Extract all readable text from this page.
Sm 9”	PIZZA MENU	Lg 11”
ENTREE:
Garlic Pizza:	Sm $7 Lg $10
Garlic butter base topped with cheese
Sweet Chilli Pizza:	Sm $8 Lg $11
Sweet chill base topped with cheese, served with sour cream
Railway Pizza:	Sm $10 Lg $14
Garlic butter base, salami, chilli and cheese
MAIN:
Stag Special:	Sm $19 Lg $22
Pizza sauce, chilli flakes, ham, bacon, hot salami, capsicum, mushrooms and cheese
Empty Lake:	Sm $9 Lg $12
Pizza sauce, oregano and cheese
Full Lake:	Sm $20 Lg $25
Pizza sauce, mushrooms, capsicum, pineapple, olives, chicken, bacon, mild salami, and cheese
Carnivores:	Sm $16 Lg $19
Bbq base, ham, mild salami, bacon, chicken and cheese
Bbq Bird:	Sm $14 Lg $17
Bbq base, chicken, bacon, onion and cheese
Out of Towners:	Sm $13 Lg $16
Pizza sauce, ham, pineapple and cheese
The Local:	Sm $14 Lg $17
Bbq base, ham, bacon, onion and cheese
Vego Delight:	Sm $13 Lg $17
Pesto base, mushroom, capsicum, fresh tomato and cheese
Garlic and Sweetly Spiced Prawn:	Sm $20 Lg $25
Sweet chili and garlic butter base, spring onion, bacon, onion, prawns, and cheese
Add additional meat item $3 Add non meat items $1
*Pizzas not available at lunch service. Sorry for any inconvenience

--*--

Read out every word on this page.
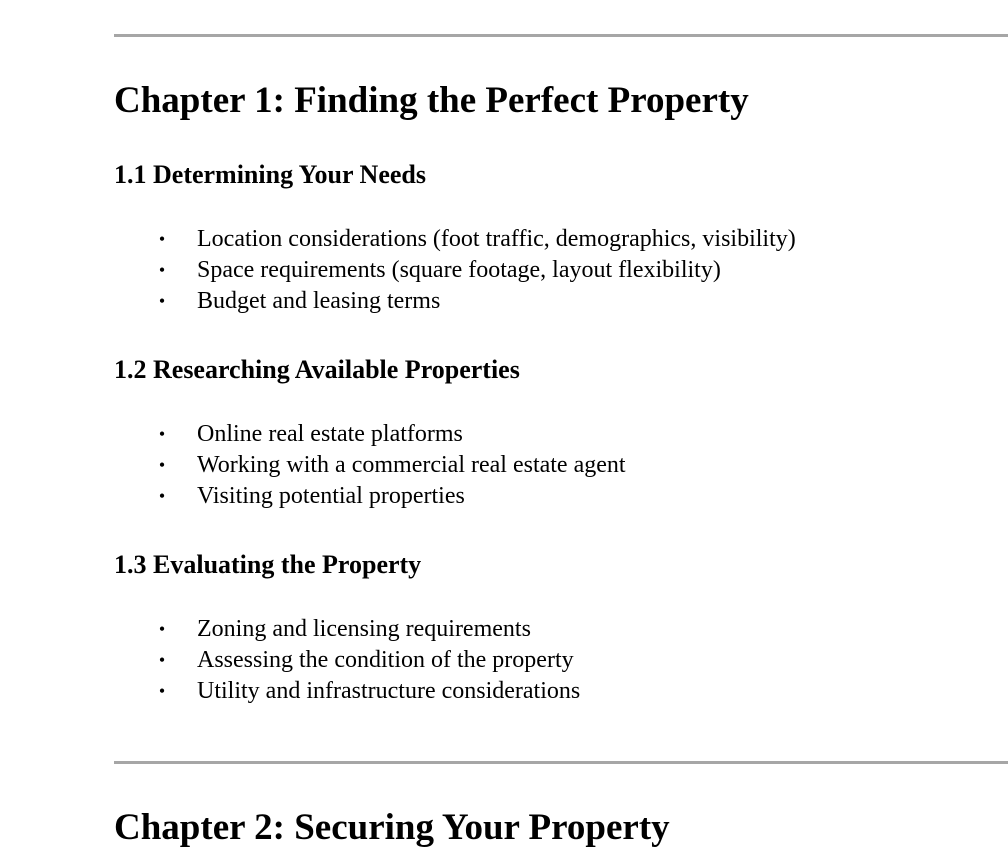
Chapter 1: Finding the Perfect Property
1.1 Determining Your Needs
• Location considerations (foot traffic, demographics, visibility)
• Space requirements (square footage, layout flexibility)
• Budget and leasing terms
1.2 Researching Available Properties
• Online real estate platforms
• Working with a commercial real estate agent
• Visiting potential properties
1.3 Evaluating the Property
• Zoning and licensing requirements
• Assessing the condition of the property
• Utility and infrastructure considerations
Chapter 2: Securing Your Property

--*--

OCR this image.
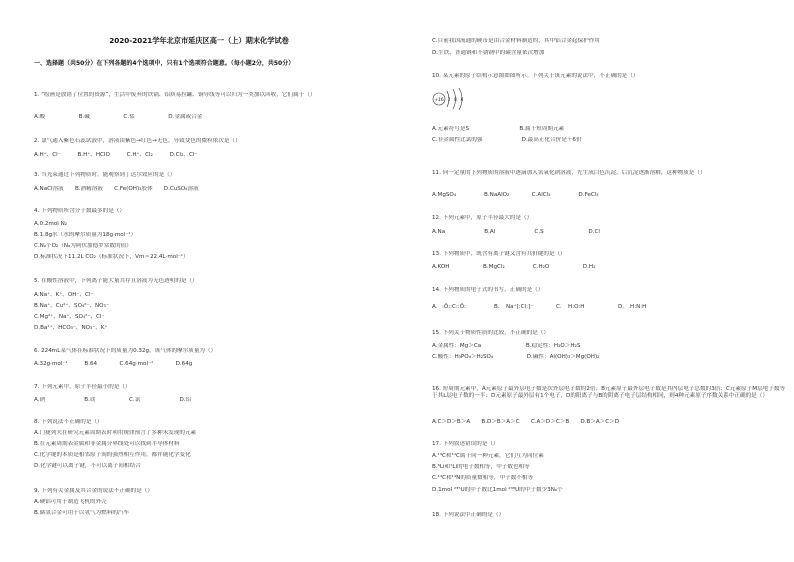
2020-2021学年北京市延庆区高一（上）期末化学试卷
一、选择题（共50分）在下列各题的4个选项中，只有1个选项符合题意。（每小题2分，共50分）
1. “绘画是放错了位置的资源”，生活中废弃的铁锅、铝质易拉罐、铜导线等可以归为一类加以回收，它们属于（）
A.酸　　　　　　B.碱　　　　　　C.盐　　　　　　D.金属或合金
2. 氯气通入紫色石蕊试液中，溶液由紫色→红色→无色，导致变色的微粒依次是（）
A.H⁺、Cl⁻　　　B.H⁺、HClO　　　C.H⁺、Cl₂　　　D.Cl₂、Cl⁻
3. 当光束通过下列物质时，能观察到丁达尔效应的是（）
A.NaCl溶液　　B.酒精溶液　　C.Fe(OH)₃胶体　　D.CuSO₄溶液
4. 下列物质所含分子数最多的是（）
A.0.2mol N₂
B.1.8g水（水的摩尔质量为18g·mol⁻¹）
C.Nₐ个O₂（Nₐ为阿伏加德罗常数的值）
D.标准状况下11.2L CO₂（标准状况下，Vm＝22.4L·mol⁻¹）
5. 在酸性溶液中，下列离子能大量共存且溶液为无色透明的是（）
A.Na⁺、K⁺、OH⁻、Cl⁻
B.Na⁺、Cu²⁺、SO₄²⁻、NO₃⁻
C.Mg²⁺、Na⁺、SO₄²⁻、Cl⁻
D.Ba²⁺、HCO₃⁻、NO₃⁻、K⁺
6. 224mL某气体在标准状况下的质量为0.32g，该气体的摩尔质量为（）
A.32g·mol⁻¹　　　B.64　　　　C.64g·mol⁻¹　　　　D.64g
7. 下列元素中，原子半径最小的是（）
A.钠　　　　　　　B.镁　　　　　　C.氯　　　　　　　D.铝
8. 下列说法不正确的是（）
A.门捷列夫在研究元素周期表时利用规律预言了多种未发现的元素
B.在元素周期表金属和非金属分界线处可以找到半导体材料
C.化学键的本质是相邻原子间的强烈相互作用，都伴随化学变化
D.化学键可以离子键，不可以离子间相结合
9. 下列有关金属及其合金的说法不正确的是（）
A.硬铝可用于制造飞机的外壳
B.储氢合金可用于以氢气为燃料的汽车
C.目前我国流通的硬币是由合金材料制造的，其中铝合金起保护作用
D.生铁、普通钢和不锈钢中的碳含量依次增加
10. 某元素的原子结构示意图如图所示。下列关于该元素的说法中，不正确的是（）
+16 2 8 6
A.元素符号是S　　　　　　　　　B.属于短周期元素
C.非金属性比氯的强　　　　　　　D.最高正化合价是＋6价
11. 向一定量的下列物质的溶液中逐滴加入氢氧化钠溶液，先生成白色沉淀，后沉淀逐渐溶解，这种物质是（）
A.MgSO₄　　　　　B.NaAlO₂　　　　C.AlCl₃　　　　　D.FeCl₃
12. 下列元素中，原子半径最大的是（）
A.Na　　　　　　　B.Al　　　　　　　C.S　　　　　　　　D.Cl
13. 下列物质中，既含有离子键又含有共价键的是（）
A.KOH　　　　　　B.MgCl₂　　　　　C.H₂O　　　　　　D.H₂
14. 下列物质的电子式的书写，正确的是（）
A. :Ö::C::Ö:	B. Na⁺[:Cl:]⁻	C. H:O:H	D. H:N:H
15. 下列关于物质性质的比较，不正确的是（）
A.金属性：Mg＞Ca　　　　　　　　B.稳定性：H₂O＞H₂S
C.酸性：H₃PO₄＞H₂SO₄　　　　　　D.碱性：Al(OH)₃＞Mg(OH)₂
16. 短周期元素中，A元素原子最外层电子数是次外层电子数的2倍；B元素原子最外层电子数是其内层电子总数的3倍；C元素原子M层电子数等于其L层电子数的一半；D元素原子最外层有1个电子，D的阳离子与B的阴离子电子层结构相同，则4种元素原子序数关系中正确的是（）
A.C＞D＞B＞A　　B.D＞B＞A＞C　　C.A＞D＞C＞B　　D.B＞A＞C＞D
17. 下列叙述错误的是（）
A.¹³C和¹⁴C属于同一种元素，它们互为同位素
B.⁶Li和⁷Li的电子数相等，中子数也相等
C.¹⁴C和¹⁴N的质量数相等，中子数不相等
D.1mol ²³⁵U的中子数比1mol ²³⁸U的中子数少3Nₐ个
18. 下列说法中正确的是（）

--*--

Give only the number of lines in the preceding material that contain the string "chicken".

3